● **EXERCISE MATERIAL**:
··········

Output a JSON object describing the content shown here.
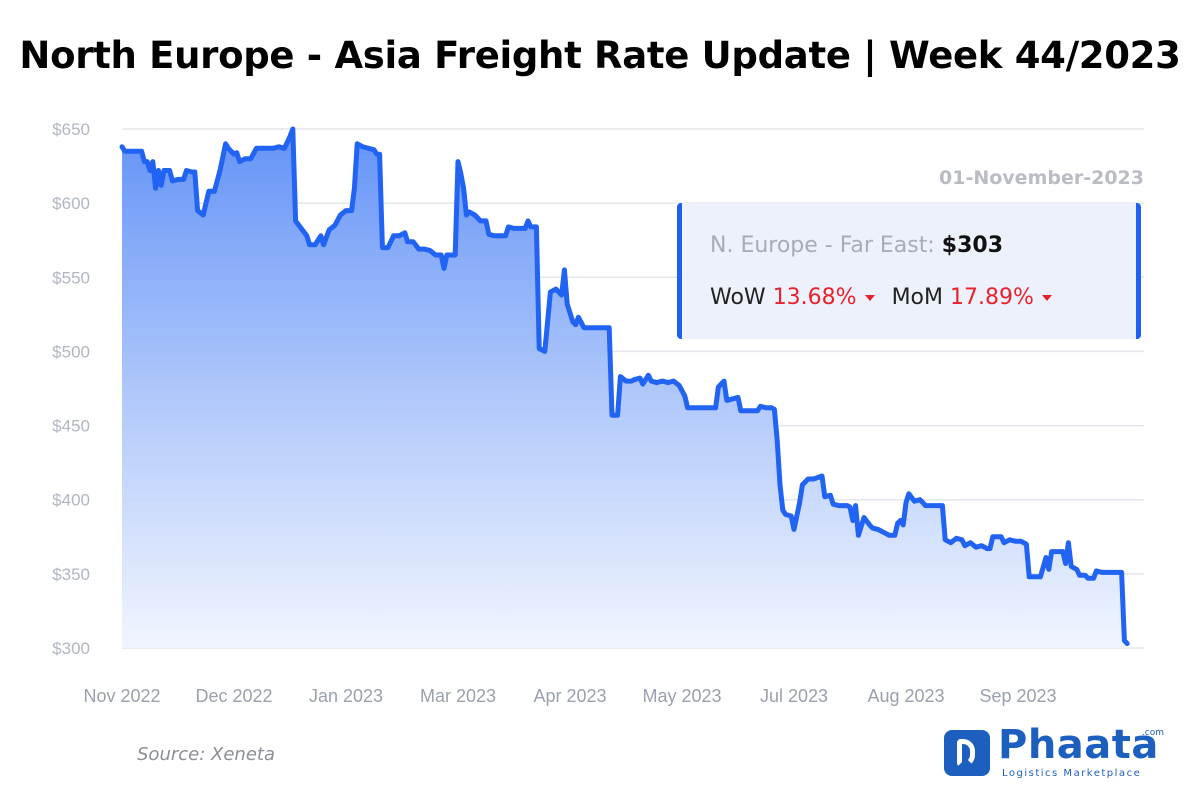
{
  "chart_data": {
    "type": "area",
    "title": "North Europe - Asia Freight Rate Update | Week 44/2023",
    "date_label": "01-November-2023",
    "ylim": [
      300,
      650
    ],
    "yticks": [
      300,
      350,
      400,
      450,
      500,
      550,
      600,
      650
    ],
    "ytick_labels": [
      "$300",
      "$350",
      "$400",
      "$450",
      "$500",
      "$550",
      "$600",
      "$650"
    ],
    "xlim": [
      0,
      365
    ],
    "xticks": [
      {
        "x": 0,
        "label": "Nov 2022"
      },
      {
        "x": 40,
        "label": "Dec 2022"
      },
      {
        "x": 80,
        "label": "Jan 2023"
      },
      {
        "x": 120,
        "label": "Mar 2023"
      },
      {
        "x": 160,
        "label": "Apr 2023"
      },
      {
        "x": 200,
        "label": "May 2023"
      },
      {
        "x": 240,
        "label": "Jul 2023"
      },
      {
        "x": 280,
        "label": "Aug 2023"
      },
      {
        "x": 320,
        "label": "Sep 2023"
      }
    ],
    "grid": true,
    "series": [
      {
        "color": "#2163f2",
        "points": [
          [
            0,
            638
          ],
          [
            1,
            635
          ],
          [
            3,
            635
          ],
          [
            5,
            635
          ],
          [
            7,
            635
          ],
          [
            8,
            628
          ],
          [
            9,
            628
          ],
          [
            10,
            622
          ],
          [
            11,
            628
          ],
          [
            12,
            610
          ],
          [
            13,
            622
          ],
          [
            14,
            612
          ],
          [
            15,
            622
          ],
          [
            17,
            622
          ],
          [
            18,
            615
          ],
          [
            20,
            616
          ],
          [
            22,
            616
          ],
          [
            23,
            622
          ],
          [
            25,
            621
          ],
          [
            26,
            621
          ],
          [
            27,
            595
          ],
          [
            29,
            592
          ],
          [
            31,
            608
          ],
          [
            33,
            608
          ],
          [
            35,
            622
          ],
          [
            37,
            640
          ],
          [
            38,
            637
          ],
          [
            40,
            633
          ],
          [
            41,
            634
          ],
          [
            42,
            628
          ],
          [
            44,
            630
          ],
          [
            46,
            630
          ],
          [
            48,
            637
          ],
          [
            50,
            637
          ],
          [
            52,
            637
          ],
          [
            54,
            637
          ],
          [
            56,
            638
          ],
          [
            58,
            637
          ],
          [
            60,
            645
          ],
          [
            61,
            650
          ],
          [
            62,
            588
          ],
          [
            64,
            583
          ],
          [
            66,
            578
          ],
          [
            67,
            572
          ],
          [
            69,
            572
          ],
          [
            71,
            578
          ],
          [
            72,
            572
          ],
          [
            74,
            582
          ],
          [
            76,
            585
          ],
          [
            78,
            592
          ],
          [
            80,
            595
          ],
          [
            82,
            595
          ],
          [
            83,
            610
          ],
          [
            84,
            640
          ],
          [
            86,
            638
          ],
          [
            88,
            637
          ],
          [
            90,
            636
          ],
          [
            91,
            633
          ],
          [
            92,
            633
          ],
          [
            93,
            570
          ],
          [
            95,
            570
          ],
          [
            97,
            578
          ],
          [
            99,
            578
          ],
          [
            101,
            580
          ],
          [
            102,
            574
          ],
          [
            104,
            574
          ],
          [
            106,
            569
          ],
          [
            108,
            569
          ],
          [
            110,
            568
          ],
          [
            112,
            565
          ],
          [
            114,
            565
          ],
          [
            115,
            556
          ],
          [
            116,
            565
          ],
          [
            118,
            565
          ],
          [
            119,
            565
          ],
          [
            120,
            628
          ],
          [
            121,
            620
          ],
          [
            122,
            610
          ],
          [
            123,
            592
          ],
          [
            124,
            594
          ],
          [
            126,
            592
          ],
          [
            128,
            588
          ],
          [
            130,
            588
          ],
          [
            131,
            579
          ],
          [
            133,
            578
          ],
          [
            135,
            578
          ],
          [
            137,
            578
          ],
          [
            138,
            584
          ],
          [
            140,
            583
          ],
          [
            142,
            583
          ],
          [
            144,
            583
          ],
          [
            145,
            588
          ],
          [
            146,
            584
          ],
          [
            148,
            584
          ],
          [
            149,
            502
          ],
          [
            151,
            500
          ],
          [
            153,
            540
          ],
          [
            155,
            542
          ],
          [
            157,
            538
          ],
          [
            158,
            555
          ],
          [
            159,
            532
          ],
          [
            161,
            520
          ],
          [
            162,
            518
          ],
          [
            163,
            523
          ],
          [
            165,
            516
          ],
          [
            167,
            516
          ],
          [
            169,
            516
          ],
          [
            171,
            516
          ],
          [
            173,
            516
          ],
          [
            174,
            516
          ],
          [
            175,
            457
          ],
          [
            177,
            457
          ],
          [
            178,
            483
          ],
          [
            180,
            480
          ],
          [
            182,
            480
          ],
          [
            183,
            481
          ],
          [
            185,
            482
          ],
          [
            186,
            478
          ],
          [
            188,
            484
          ],
          [
            189,
            480
          ],
          [
            191,
            479
          ],
          [
            193,
            480
          ],
          [
            195,
            479
          ],
          [
            197,
            480
          ],
          [
            199,
            477
          ],
          [
            201,
            470
          ],
          [
            202,
            462
          ],
          [
            204,
            462
          ],
          [
            206,
            462
          ],
          [
            208,
            462
          ],
          [
            210,
            462
          ],
          [
            212,
            462
          ],
          [
            213,
            476
          ],
          [
            215,
            480
          ],
          [
            216,
            467
          ],
          [
            218,
            468
          ],
          [
            220,
            469
          ],
          [
            221,
            460
          ],
          [
            223,
            460
          ],
          [
            225,
            460
          ],
          [
            227,
            460
          ],
          [
            228,
            463
          ],
          [
            230,
            462
          ],
          [
            232,
            462
          ],
          [
            233,
            461
          ],
          [
            234,
            440
          ],
          [
            235,
            410
          ],
          [
            236,
            393
          ],
          [
            237,
            390
          ],
          [
            239,
            389
          ],
          [
            240,
            380
          ],
          [
            242,
            398
          ],
          [
            243,
            410
          ],
          [
            245,
            414
          ],
          [
            247,
            414
          ],
          [
            250,
            416
          ],
          [
            251,
            402
          ],
          [
            253,
            403
          ],
          [
            254,
            397
          ],
          [
            256,
            396
          ],
          [
            258,
            396
          ],
          [
            259,
            396
          ],
          [
            260,
            395
          ],
          [
            261,
            386
          ],
          [
            262,
            396
          ],
          [
            263,
            376
          ],
          [
            265,
            388
          ],
          [
            267,
            383
          ],
          [
            268,
            381
          ],
          [
            270,
            380
          ],
          [
            272,
            378
          ],
          [
            274,
            376
          ],
          [
            276,
            376
          ],
          [
            277,
            384
          ],
          [
            278,
            386
          ],
          [
            279,
            383
          ],
          [
            280,
            398
          ],
          [
            281,
            404
          ],
          [
            283,
            399
          ],
          [
            285,
            400
          ],
          [
            286,
            398
          ],
          [
            287,
            396
          ],
          [
            289,
            396
          ],
          [
            291,
            396
          ],
          [
            292,
            396
          ],
          [
            293,
            396
          ],
          [
            294,
            373
          ],
          [
            296,
            371
          ],
          [
            298,
            374
          ],
          [
            300,
            373
          ],
          [
            301,
            369
          ],
          [
            303,
            371
          ],
          [
            305,
            368
          ],
          [
            307,
            369
          ],
          [
            309,
            367
          ],
          [
            310,
            367
          ],
          [
            311,
            375
          ],
          [
            313,
            375
          ],
          [
            314,
            375
          ],
          [
            315,
            371
          ],
          [
            317,
            373
          ],
          [
            319,
            372
          ],
          [
            321,
            372
          ],
          [
            323,
            370
          ],
          [
            324,
            348
          ],
          [
            326,
            348
          ],
          [
            328,
            348
          ],
          [
            330,
            361
          ],
          [
            331,
            353
          ],
          [
            332,
            365
          ],
          [
            334,
            365
          ],
          [
            336,
            365
          ],
          [
            337,
            357
          ],
          [
            338,
            371
          ],
          [
            339,
            355
          ],
          [
            341,
            353
          ],
          [
            342,
            349
          ],
          [
            344,
            349
          ],
          [
            345,
            347
          ],
          [
            347,
            347
          ],
          [
            348,
            352
          ],
          [
            350,
            351
          ],
          [
            352,
            351
          ],
          [
            354,
            351
          ],
          [
            355,
            351
          ],
          [
            356,
            351
          ],
          [
            357,
            351
          ],
          [
            358,
            305
          ],
          [
            359,
            303
          ]
        ]
      }
    ]
  },
  "info_box": {
    "route_label": "N. Europe - Far East:",
    "price": "$303",
    "wow_label": "WoW",
    "wow_value": "13.68%",
    "mom_label": "MoM",
    "mom_value": "17.89%"
  },
  "footer": {
    "source": "Source: Xeneta",
    "logo_text": "Phaata",
    "logo_com": ".com",
    "logo_tagline": "Logistics Marketplace"
  },
  "colors": {
    "line": "#2163f2",
    "fill_top": "#5b8df6",
    "fill_bottom": "#eef3fe",
    "accent": "#2060f0",
    "negative": "#e8222c"
  }
}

··········

● **TASK GOAL**: Using the entries above, return each line in which the word "Europe" occurs.

● **WORKED SOLUTION**:
    "title": "North Europe - Asia Freight Rate Update | Week 44/2023",
    "route_label": "N. Europe - Far East:",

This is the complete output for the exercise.